--- START ---

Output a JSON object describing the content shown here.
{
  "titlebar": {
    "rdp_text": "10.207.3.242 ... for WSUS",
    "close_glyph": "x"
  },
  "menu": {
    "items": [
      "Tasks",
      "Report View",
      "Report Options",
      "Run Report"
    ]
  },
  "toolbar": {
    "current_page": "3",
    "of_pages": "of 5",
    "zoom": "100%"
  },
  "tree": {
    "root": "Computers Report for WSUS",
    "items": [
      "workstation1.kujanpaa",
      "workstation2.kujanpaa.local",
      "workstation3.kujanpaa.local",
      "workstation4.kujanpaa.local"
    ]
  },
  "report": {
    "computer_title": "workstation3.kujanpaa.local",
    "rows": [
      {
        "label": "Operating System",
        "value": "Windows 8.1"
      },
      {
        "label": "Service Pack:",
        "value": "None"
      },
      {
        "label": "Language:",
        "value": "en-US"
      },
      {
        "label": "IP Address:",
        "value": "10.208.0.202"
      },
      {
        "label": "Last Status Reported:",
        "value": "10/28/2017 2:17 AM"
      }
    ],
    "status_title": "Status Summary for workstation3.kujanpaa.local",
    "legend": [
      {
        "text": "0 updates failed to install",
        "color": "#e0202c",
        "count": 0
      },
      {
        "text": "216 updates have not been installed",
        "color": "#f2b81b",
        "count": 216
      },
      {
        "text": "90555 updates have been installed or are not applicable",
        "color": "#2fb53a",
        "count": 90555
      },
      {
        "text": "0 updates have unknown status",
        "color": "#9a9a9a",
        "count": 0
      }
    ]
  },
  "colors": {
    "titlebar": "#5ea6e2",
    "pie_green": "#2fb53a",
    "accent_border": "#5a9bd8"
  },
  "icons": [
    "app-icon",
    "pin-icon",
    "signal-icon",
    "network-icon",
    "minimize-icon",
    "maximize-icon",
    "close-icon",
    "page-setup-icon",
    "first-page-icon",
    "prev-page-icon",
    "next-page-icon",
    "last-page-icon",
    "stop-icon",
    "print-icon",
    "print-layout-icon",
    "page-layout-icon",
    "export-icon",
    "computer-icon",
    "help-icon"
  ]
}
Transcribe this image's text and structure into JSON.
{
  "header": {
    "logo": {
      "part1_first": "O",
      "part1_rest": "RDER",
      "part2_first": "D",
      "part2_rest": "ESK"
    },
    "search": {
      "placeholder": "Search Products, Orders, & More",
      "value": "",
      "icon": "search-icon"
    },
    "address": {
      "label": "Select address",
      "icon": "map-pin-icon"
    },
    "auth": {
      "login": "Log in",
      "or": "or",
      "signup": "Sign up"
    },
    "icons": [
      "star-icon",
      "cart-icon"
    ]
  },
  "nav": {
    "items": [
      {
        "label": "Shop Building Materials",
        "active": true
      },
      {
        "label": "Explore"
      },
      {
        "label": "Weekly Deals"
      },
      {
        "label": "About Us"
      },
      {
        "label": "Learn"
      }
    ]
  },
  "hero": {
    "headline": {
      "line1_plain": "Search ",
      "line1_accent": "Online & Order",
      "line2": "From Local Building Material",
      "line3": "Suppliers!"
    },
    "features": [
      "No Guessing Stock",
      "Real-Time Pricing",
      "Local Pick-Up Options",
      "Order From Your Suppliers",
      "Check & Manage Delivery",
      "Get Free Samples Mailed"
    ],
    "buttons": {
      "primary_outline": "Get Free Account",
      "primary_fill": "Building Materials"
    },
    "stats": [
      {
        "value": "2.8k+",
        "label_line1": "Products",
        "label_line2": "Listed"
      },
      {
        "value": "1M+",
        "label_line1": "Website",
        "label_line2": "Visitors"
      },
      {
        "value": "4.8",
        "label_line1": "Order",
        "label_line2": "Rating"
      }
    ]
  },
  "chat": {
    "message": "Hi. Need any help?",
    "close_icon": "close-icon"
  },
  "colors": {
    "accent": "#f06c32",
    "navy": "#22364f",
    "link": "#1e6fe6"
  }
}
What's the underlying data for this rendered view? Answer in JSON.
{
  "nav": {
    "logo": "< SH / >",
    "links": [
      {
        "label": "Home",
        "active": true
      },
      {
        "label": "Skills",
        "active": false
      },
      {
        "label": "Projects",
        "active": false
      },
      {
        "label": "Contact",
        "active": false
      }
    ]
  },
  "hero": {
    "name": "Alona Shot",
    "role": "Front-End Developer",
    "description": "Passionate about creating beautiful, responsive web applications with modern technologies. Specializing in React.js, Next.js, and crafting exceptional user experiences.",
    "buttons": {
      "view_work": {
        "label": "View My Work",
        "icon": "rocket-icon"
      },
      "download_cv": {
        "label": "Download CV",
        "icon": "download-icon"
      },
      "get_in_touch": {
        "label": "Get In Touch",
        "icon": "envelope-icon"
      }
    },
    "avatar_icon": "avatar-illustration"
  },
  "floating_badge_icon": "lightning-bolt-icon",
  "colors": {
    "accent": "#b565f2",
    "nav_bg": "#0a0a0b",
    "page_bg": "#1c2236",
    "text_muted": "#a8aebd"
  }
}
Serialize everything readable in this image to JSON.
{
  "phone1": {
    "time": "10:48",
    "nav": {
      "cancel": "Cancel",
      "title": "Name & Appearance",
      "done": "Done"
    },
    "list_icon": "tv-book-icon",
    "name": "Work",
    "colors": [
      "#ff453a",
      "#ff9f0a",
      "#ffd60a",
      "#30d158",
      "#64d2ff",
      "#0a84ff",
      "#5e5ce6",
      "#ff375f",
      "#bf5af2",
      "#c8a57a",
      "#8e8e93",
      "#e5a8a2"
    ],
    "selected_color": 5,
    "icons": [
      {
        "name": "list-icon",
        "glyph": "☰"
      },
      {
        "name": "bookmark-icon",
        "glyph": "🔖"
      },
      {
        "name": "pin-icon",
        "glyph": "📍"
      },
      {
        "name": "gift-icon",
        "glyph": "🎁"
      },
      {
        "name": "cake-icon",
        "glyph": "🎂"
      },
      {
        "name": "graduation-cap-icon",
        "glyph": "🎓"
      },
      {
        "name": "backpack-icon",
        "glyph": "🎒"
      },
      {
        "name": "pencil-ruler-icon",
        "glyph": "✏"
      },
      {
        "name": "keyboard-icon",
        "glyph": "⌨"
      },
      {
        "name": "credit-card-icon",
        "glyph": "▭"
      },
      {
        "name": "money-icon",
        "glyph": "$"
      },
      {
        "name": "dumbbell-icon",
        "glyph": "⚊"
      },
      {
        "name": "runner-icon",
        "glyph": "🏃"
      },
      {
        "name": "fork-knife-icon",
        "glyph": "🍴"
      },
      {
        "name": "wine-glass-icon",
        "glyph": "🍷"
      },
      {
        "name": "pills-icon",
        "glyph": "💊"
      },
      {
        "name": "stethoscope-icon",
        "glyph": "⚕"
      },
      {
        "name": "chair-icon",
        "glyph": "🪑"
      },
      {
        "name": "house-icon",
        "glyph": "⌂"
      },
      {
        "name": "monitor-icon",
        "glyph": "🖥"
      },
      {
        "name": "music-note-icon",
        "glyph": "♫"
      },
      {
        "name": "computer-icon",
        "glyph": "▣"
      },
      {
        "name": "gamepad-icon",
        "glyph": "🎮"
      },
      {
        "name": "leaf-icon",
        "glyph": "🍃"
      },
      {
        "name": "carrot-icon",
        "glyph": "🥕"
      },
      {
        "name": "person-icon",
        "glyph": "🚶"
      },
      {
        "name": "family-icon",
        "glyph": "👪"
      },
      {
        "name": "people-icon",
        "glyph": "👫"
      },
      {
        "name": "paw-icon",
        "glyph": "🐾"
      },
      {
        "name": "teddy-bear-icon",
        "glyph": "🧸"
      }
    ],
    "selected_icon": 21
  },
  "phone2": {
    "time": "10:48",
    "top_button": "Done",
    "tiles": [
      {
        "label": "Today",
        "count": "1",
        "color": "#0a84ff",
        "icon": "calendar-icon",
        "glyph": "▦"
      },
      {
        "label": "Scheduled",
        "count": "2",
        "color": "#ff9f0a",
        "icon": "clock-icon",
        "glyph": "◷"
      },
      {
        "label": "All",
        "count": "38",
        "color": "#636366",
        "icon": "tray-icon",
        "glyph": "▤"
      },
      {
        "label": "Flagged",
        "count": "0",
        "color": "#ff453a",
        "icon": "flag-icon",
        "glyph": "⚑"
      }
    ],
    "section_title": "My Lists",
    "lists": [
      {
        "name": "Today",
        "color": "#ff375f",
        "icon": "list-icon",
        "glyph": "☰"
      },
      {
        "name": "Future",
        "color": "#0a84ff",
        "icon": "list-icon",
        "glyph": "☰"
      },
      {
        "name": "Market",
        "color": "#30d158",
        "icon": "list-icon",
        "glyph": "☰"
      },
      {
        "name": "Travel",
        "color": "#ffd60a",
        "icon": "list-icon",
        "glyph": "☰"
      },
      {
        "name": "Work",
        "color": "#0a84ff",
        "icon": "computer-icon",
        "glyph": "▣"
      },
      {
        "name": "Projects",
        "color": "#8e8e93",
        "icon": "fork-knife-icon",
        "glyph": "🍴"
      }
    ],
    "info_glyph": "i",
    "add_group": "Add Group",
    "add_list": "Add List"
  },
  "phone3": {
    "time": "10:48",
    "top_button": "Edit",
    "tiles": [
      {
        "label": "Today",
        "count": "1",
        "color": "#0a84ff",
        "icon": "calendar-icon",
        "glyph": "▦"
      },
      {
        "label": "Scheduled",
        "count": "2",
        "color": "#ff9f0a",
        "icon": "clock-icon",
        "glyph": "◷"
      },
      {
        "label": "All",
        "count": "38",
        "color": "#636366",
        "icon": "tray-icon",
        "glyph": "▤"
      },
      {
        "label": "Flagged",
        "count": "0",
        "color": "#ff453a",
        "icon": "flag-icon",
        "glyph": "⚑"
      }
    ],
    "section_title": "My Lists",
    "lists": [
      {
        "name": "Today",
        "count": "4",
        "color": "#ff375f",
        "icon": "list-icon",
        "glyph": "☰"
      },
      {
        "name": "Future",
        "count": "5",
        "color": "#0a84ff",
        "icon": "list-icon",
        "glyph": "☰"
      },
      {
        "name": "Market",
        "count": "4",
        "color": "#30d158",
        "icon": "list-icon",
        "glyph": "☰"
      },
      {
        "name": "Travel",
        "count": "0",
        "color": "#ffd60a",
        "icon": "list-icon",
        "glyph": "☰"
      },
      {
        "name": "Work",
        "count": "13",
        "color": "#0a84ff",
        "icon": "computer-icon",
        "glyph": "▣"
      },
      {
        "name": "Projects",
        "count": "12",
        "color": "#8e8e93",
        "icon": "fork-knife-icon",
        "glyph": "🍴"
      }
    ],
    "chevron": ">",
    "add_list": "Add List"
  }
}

--- END ---

» Instructions to follow:
A line counts if it holds the word "Products". Work out how many lines in the listing count, and give only that number.

» Task answer:
2